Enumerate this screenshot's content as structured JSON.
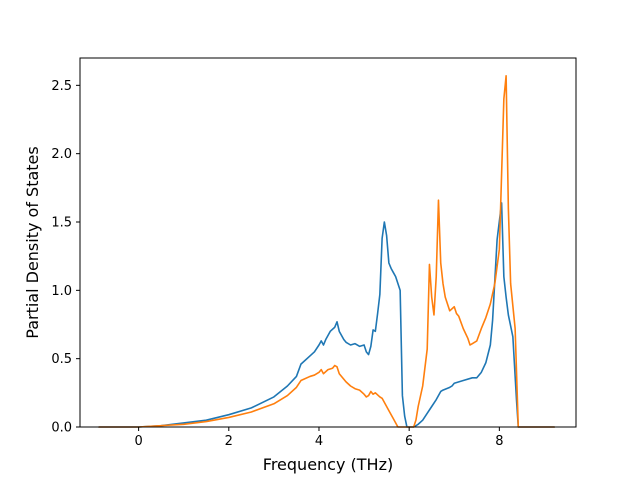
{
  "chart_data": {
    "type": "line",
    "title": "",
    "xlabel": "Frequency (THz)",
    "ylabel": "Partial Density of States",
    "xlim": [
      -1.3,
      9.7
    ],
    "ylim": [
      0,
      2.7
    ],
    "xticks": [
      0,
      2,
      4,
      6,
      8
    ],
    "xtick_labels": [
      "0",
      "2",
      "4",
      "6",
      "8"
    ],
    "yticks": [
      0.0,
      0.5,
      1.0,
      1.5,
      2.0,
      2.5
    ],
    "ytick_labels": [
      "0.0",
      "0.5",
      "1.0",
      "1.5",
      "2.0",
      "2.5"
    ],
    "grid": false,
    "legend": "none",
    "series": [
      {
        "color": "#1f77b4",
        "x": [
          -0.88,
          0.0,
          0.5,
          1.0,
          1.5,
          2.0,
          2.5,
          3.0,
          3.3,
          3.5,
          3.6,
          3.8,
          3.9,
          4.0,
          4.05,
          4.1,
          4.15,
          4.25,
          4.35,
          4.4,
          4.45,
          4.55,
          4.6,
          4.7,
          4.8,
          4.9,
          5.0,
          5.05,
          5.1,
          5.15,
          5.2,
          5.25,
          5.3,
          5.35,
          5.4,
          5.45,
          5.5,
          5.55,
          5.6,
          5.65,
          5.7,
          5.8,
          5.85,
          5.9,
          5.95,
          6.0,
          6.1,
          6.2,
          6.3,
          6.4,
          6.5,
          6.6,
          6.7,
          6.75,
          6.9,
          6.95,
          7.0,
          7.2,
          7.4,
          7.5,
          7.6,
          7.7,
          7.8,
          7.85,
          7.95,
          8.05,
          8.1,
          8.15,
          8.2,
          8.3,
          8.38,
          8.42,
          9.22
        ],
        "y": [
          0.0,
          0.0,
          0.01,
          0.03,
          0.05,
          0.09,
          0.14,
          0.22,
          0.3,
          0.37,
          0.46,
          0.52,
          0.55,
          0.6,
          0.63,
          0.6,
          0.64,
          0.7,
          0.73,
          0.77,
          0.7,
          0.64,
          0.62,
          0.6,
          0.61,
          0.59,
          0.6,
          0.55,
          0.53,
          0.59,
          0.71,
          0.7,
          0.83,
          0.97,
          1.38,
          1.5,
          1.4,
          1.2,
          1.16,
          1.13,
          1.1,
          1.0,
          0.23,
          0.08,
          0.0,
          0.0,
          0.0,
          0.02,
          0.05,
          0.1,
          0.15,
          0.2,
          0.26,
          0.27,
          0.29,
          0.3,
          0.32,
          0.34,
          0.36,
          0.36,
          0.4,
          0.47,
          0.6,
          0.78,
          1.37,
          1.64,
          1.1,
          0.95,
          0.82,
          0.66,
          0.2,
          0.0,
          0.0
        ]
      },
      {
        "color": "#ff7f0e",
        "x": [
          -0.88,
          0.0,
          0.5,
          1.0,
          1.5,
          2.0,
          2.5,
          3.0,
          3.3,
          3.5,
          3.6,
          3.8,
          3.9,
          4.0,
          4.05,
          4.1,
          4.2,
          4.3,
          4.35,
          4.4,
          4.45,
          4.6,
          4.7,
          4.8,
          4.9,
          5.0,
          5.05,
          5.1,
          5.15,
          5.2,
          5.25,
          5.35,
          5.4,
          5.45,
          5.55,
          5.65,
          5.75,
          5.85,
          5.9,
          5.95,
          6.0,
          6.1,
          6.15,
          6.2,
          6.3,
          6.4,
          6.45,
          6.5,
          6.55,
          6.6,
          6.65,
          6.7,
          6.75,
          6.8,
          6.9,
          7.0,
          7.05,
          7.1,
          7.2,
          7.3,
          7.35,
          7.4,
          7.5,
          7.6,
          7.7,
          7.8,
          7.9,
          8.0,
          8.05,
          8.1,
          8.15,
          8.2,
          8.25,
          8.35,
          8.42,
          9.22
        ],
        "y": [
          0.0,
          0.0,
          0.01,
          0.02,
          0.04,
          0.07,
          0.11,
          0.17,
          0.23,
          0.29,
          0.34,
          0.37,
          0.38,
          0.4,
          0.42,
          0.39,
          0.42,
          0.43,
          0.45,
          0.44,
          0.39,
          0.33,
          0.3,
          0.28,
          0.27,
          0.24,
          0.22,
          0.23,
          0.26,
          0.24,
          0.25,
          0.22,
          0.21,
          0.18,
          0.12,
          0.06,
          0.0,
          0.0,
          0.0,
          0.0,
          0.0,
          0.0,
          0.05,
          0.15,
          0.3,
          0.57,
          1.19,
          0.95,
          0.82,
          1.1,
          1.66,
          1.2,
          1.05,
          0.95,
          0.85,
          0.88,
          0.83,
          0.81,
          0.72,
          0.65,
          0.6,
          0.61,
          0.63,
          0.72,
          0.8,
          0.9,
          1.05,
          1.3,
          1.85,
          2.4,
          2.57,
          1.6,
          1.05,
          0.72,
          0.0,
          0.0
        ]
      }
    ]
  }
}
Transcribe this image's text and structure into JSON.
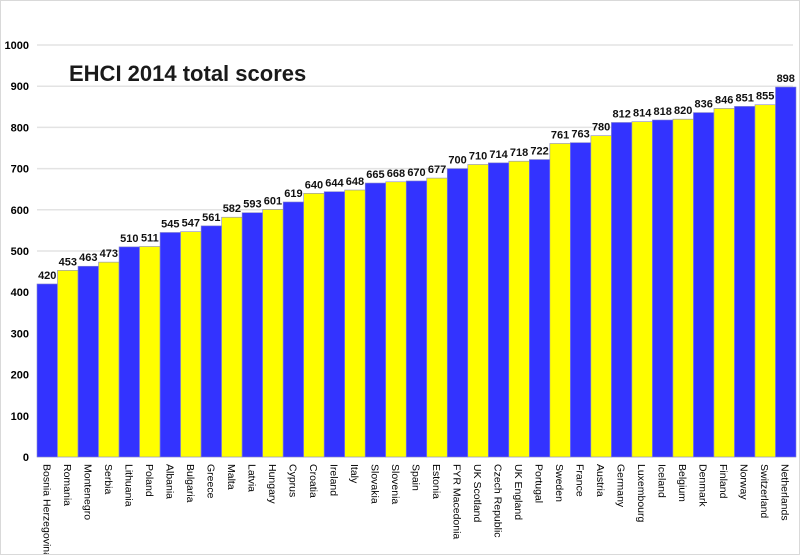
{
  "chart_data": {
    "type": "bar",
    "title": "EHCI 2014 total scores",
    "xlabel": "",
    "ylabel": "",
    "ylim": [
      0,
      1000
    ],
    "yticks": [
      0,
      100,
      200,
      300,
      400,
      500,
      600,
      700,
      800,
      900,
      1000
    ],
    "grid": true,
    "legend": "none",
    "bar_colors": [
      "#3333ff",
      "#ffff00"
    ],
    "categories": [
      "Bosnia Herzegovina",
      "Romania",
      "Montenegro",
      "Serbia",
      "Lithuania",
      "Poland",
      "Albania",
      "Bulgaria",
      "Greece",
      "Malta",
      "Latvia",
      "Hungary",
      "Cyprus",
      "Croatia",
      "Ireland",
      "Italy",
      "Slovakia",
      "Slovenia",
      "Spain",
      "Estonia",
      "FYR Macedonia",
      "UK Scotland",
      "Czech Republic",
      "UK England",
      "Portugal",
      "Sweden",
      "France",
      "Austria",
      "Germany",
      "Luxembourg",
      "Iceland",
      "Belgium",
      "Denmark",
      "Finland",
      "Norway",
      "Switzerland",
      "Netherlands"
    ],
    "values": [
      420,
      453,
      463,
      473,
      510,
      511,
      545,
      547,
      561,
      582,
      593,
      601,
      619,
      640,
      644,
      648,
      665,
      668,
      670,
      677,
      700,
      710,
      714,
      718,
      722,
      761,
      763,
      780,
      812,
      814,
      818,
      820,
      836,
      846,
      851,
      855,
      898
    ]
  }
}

━━━━━━━━━━━━━━━━

*YOUR GOAL:* Print each of the records above exactly as written, leaving no picture in the copy.

*FULL ANSWER:*
Enumerate this screenshot's content as structured JSON.
{
  "chart_data": {
    "type": "line",
    "title": "",
    "xlabel": "Frequency (THz)",
    "ylabel": "Partial Density of States",
    "xlim": [
      -1.3,
      9.7
    ],
    "ylim": [
      0,
      2.7
    ],
    "xticks": [
      0,
      2,
      4,
      6,
      8
    ],
    "xtick_labels": [
      "0",
      "2",
      "4",
      "6",
      "8"
    ],
    "yticks": [
      0.0,
      0.5,
      1.0,
      1.5,
      2.0,
      2.5
    ],
    "ytick_labels": [
      "0.0",
      "0.5",
      "1.0",
      "1.5",
      "2.0",
      "2.5"
    ],
    "grid": false,
    "legend": "none",
    "series": [
      {
        "color": "#1f77b4",
        "x": [
          -0.88,
          0.0,
          0.5,
          1.0,
          1.5,
          2.0,
          2.5,
          3.0,
          3.3,
          3.5,
          3.6,
          3.8,
          3.9,
          4.0,
          4.05,
          4.1,
          4.15,
          4.25,
          4.35,
          4.4,
          4.45,
          4.55,
          4.6,
          4.7,
          4.8,
          4.9,
          5.0,
          5.05,
          5.1,
          5.15,
          5.2,
          5.25,
          5.3,
          5.35,
          5.4,
          5.45,
          5.5,
          5.55,
          5.6,
          5.65,
          5.7,
          5.8,
          5.85,
          5.9,
          5.95,
          6.0,
          6.1,
          6.2,
          6.3,
          6.4,
          6.5,
          6.6,
          6.7,
          6.75,
          6.9,
          6.95,
          7.0,
          7.2,
          7.4,
          7.5,
          7.6,
          7.7,
          7.8,
          7.85,
          7.95,
          8.05,
          8.1,
          8.15,
          8.2,
          8.3,
          8.38,
          8.42,
          9.22
        ],
        "y": [
          0.0,
          0.0,
          0.01,
          0.03,
          0.05,
          0.09,
          0.14,
          0.22,
          0.3,
          0.37,
          0.46,
          0.52,
          0.55,
          0.6,
          0.63,
          0.6,
          0.64,
          0.7,
          0.73,
          0.77,
          0.7,
          0.64,
          0.62,
          0.6,
          0.61,
          0.59,
          0.6,
          0.55,
          0.53,
          0.59,
          0.71,
          0.7,
          0.83,
          0.97,
          1.38,
          1.5,
          1.4,
          1.2,
          1.16,
          1.13,
          1.1,
          1.0,
          0.23,
          0.08,
          0.0,
          0.0,
          0.0,
          0.02,
          0.05,
          0.1,
          0.15,
          0.2,
          0.26,
          0.27,
          0.29,
          0.3,
          0.32,
          0.34,
          0.36,
          0.36,
          0.4,
          0.47,
          0.6,
          0.78,
          1.37,
          1.64,
          1.1,
          0.95,
          0.82,
          0.66,
          0.2,
          0.0,
          0.0
        ]
      },
      {
        "color": "#ff7f0e",
        "x": [
          -0.88,
          0.0,
          0.5,
          1.0,
          1.5,
          2.0,
          2.5,
          3.0,
          3.3,
          3.5,
          3.6,
          3.8,
          3.9,
          4.0,
          4.05,
          4.1,
          4.2,
          4.3,
          4.35,
          4.4,
          4.45,
          4.6,
          4.7,
          4.8,
          4.9,
          5.0,
          5.05,
          5.1,
          5.15,
          5.2,
          5.25,
          5.35,
          5.4,
          5.45,
          5.55,
          5.65,
          5.75,
          5.85,
          5.9,
          5.95,
          6.0,
          6.1,
          6.15,
          6.2,
          6.3,
          6.4,
          6.45,
          6.5,
          6.55,
          6.6,
          6.65,
          6.7,
          6.75,
          6.8,
          6.9,
          7.0,
          7.05,
          7.1,
          7.2,
          7.3,
          7.35,
          7.4,
          7.5,
          7.6,
          7.7,
          7.8,
          7.9,
          8.0,
          8.05,
          8.1,
          8.15,
          8.2,
          8.25,
          8.35,
          8.42,
          9.22
        ],
        "y": [
          0.0,
          0.0,
          0.01,
          0.02,
          0.04,
          0.07,
          0.11,
          0.17,
          0.23,
          0.29,
          0.34,
          0.37,
          0.38,
          0.4,
          0.42,
          0.39,
          0.42,
          0.43,
          0.45,
          0.44,
          0.39,
          0.33,
          0.3,
          0.28,
          0.27,
          0.24,
          0.22,
          0.23,
          0.26,
          0.24,
          0.25,
          0.22,
          0.21,
          0.18,
          0.12,
          0.06,
          0.0,
          0.0,
          0.0,
          0.0,
          0.0,
          0.0,
          0.05,
          0.15,
          0.3,
          0.57,
          1.19,
          0.95,
          0.82,
          1.1,
          1.66,
          1.2,
          1.05,
          0.95,
          0.85,
          0.88,
          0.83,
          0.81,
          0.72,
          0.65,
          0.6,
          0.61,
          0.63,
          0.72,
          0.8,
          0.9,
          1.05,
          1.3,
          1.85,
          2.4,
          2.57,
          1.6,
          1.05,
          0.72,
          0.0,
          0.0
        ]
      }
    ]
  }
}
Transcribe this image's text and structure into JSON.
{
  "chart_data": {
    "type": "bar",
    "title": "EHCI 2014 total scores",
    "xlabel": "",
    "ylabel": "",
    "ylim": [
      0,
      1000
    ],
    "yticks": [
      0,
      100,
      200,
      300,
      400,
      500,
      600,
      700,
      800,
      900,
      1000
    ],
    "grid": true,
    "legend": "none",
    "bar_colors": [
      "#3333ff",
      "#ffff00"
    ],
    "categories": [
      "Bosnia Herzegovina",
      "Romania",
      "Montenegro",
      "Serbia",
      "Lithuania",
      "Poland",
      "Albania",
      "Bulgaria",
      "Greece",
      "Malta",
      "Latvia",
      "Hungary",
      "Cyprus",
      "Croatia",
      "Ireland",
      "Italy",
      "Slovakia",
      "Slovenia",
      "Spain",
      "Estonia",
      "FYR Macedonia",
      "UK Scotland",
      "Czech Republic",
      "UK England",
      "Portugal",
      "Sweden",
      "France",
      "Austria",
      "Germany",
      "Luxembourg",
      "Iceland",
      "Belgium",
      "Denmark",
      "Finland",
      "Norway",
      "Switzerland",
      "Netherlands"
    ],
    "values": [
      420,
      453,
      463,
      473,
      510,
      511,
      545,
      547,
      561,
      582,
      593,
      601,
      619,
      640,
      644,
      648,
      665,
      668,
      670,
      677,
      700,
      710,
      714,
      718,
      722,
      761,
      763,
      780,
      812,
      814,
      818,
      820,
      836,
      846,
      851,
      855,
      898
    ]
  }
}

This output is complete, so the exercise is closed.